### Exercise requirements
Collect every line of the records below that contains the word "trabalhadores".
───── Extracted information
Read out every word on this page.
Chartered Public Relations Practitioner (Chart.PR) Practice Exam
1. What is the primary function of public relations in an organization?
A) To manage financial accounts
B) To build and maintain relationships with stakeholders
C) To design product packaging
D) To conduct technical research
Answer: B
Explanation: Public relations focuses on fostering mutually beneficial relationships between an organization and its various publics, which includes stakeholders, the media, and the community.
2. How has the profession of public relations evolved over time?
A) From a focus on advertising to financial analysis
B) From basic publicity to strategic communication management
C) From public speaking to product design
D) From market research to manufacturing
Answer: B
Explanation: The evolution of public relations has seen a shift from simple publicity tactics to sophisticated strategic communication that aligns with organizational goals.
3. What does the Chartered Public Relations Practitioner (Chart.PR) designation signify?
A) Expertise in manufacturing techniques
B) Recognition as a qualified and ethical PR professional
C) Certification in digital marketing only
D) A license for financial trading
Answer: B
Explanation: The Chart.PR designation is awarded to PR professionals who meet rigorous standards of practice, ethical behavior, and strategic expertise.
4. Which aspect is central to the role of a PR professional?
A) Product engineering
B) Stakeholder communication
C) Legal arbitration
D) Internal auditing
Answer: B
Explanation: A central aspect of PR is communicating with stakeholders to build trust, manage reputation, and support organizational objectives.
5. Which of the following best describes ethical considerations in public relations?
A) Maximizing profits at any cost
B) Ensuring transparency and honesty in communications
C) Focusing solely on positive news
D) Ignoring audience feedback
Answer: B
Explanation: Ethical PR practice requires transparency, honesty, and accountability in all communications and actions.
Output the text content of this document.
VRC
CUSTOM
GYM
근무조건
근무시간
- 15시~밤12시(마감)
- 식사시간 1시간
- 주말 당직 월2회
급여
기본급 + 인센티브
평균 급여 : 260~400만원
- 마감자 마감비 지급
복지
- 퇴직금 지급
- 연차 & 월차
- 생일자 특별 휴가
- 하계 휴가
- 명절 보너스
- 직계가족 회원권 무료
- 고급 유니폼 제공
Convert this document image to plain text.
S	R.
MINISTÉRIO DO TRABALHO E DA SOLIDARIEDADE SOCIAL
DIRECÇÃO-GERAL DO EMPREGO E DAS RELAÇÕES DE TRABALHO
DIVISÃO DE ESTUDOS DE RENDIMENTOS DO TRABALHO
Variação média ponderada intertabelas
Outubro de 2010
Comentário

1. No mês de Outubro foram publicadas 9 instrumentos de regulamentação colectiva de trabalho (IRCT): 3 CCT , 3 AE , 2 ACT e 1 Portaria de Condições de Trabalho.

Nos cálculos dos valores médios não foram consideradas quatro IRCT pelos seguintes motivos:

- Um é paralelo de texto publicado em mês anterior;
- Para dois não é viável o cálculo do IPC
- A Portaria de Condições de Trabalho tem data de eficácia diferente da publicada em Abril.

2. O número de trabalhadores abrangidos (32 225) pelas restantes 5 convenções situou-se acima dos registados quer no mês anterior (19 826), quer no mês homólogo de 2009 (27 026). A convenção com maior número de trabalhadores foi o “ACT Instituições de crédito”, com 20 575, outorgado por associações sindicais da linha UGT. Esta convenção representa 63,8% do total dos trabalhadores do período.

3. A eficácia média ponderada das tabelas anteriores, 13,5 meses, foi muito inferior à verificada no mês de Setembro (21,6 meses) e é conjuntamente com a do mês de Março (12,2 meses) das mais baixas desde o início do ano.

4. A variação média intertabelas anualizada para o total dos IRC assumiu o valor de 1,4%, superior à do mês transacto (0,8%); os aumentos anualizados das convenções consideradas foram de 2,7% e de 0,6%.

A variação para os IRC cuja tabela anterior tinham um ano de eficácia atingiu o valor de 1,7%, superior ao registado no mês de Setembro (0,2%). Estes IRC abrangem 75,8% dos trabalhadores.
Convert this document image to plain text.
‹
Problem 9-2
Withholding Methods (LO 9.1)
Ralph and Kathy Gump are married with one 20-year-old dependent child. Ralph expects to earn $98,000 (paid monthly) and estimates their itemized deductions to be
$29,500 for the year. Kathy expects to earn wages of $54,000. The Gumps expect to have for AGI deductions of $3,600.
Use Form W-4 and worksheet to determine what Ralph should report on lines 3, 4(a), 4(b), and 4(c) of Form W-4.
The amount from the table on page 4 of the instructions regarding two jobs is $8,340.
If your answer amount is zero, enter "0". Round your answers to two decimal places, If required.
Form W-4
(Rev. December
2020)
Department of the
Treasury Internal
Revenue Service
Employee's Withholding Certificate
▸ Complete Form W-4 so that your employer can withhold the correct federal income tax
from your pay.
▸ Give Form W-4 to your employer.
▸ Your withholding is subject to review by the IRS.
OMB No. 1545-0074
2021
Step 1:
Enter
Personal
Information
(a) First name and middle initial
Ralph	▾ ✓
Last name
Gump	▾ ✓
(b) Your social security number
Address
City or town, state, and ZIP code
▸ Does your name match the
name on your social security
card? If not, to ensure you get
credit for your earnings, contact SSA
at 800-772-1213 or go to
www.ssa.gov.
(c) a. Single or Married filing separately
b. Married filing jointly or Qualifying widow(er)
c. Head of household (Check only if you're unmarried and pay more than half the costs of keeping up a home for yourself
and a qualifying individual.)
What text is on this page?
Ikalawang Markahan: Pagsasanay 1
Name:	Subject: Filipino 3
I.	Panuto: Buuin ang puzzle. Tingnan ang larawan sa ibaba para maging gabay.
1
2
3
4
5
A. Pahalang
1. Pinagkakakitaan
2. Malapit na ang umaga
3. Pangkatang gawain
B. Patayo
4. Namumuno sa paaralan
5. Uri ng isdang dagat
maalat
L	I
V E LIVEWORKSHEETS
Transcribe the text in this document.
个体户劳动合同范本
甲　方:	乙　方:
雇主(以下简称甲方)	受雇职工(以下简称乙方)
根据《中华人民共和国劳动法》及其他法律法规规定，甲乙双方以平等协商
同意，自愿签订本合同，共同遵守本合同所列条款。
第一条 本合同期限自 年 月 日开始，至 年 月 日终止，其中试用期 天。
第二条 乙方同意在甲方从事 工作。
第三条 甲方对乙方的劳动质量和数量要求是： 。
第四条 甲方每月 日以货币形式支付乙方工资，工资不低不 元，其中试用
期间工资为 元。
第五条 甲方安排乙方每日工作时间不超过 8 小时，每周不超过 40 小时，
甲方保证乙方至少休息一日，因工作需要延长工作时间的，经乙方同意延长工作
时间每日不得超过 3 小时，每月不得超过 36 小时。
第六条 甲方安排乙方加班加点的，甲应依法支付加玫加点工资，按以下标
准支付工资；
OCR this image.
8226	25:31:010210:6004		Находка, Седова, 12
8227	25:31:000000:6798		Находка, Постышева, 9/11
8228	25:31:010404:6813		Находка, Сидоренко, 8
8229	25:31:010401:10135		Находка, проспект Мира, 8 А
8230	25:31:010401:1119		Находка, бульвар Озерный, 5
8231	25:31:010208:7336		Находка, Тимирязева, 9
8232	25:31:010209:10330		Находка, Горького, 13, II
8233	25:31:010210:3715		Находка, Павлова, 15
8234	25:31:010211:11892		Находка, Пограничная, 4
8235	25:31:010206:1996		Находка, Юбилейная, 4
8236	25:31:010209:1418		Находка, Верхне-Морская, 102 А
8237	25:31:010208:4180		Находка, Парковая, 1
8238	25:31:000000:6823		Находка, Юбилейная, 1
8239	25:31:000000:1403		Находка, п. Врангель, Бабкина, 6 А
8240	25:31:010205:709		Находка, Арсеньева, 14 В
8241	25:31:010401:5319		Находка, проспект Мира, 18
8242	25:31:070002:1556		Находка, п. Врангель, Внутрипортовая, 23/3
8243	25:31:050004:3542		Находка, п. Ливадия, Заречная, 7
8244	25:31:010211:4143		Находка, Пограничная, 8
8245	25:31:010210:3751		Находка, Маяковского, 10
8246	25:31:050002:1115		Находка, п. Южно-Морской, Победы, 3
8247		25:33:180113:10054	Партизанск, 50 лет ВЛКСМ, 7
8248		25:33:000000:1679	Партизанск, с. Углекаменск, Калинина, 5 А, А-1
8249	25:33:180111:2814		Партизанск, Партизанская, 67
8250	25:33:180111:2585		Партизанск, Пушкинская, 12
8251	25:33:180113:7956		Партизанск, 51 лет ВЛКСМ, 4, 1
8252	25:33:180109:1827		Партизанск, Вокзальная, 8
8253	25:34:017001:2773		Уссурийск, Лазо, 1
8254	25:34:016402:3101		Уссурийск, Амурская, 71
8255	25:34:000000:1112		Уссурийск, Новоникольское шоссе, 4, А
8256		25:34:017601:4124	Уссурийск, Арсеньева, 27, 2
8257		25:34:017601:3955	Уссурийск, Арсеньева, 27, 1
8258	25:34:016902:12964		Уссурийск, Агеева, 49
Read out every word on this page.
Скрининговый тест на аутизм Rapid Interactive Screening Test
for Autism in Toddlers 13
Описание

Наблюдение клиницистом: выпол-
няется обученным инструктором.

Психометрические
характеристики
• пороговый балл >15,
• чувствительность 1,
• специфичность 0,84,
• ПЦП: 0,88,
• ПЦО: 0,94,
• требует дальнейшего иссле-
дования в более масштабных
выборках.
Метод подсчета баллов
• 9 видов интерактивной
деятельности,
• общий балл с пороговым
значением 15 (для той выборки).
──────────
### Right answer
2. O número de trabalhadores abrangidos (32 225) pelas restantes 5 convenções situou-se acima dos registados quer no mês anterior (19 826), quer no mês homólogo de 2009 (27 026). A convenção com maior número de trabalhadores foi o “ACT Instituições de crédito”, com 20 575, outorgado por associações sindicais da linha UGT. Esta convenção representa 63,8% do total dos trabalhadores do período.
A variação para os IRC cuja tabela anterior tinham um ano de eficácia atingiu o valor de 1,7%, superior ao registado no mês de Setembro (0,2%). Estes IRC abrangem 75,8% dos trabalhadores.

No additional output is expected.